▶ [STATED TASK] Please write out the material below exactly as given.

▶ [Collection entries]
## start

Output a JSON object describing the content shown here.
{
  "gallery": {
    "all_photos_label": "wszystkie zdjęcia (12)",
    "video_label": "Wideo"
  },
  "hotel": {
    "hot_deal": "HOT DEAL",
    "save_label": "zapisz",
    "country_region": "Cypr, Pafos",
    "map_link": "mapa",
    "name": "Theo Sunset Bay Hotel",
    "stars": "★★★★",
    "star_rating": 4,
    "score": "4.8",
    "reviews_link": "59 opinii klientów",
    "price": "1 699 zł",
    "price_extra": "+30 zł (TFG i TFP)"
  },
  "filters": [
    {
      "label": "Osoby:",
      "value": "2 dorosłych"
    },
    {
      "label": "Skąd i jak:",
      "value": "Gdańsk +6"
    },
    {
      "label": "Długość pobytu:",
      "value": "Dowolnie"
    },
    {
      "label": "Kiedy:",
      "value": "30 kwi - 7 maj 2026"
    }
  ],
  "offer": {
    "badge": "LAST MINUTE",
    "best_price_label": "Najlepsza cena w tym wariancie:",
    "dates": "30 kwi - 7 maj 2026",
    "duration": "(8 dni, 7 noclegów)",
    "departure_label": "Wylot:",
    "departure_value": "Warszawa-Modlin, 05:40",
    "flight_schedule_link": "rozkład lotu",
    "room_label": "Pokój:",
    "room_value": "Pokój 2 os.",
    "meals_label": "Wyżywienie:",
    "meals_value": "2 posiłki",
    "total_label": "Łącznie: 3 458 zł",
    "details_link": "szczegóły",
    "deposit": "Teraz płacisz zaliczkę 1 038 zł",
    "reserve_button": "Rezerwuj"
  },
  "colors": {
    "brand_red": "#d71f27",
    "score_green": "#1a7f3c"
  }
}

## end

▶ [ANSWER FOR THE TASK]
Output a JSON object describing the content shown here.
{
  "gallery": {
    "all_photos_label": "wszystkie zdjęcia (12)",
    "video_label": "Wideo"
  },
  "hotel": {
    "hot_deal": "HOT DEAL",
    "save_label": "zapisz",
    "country_region": "Cypr, Pafos",
    "map_link": "mapa",
    "name": "Theo Sunset Bay Hotel",
    "stars": "★★★★",
    "star_rating": 4,
    "score": "4.8",
    "reviews_link": "59 opinii klientów",
    "price": "1 699 zł",
    "price_extra": "+30 zł (TFG i TFP)"
  },
  "filters": [
    {
      "label": "Osoby:",
      "value": "2 dorosłych"
    },
    {
      "label": "Skąd i jak:",
      "value": "Gdańsk +6"
    },
    {
      "label": "Długość pobytu:",
      "value": "Dowolnie"
    },
    {
      "label": "Kiedy:",
      "value": "30 kwi - 7 maj 2026"
    }
  ],
  "offer": {
    "badge": "LAST MINUTE",
    "best_price_label": "Najlepsza cena w tym wariancie:",
    "dates": "30 kwi - 7 maj 2026",
    "duration": "(8 dni, 7 noclegów)",
    "departure_label": "Wylot:",
    "departure_value": "Warszawa-Modlin, 05:40",
    "flight_schedule_link": "rozkład lotu",
    "room_label": "Pokój:",
    "room_value": "Pokój 2 os.",
    "meals_label": "Wyżywienie:",
    "meals_value": "2 posiłki",
    "total_label": "Łącznie: 3 458 zł",
    "details_link": "szczegóły",
    "deposit": "Teraz płacisz zaliczkę 1 038 zł",
    "reserve_button": "Rezerwuj"
  },
  "colors": {
    "brand_red": "#d71f27",
    "score_green": "#1a7f3c"
  }
}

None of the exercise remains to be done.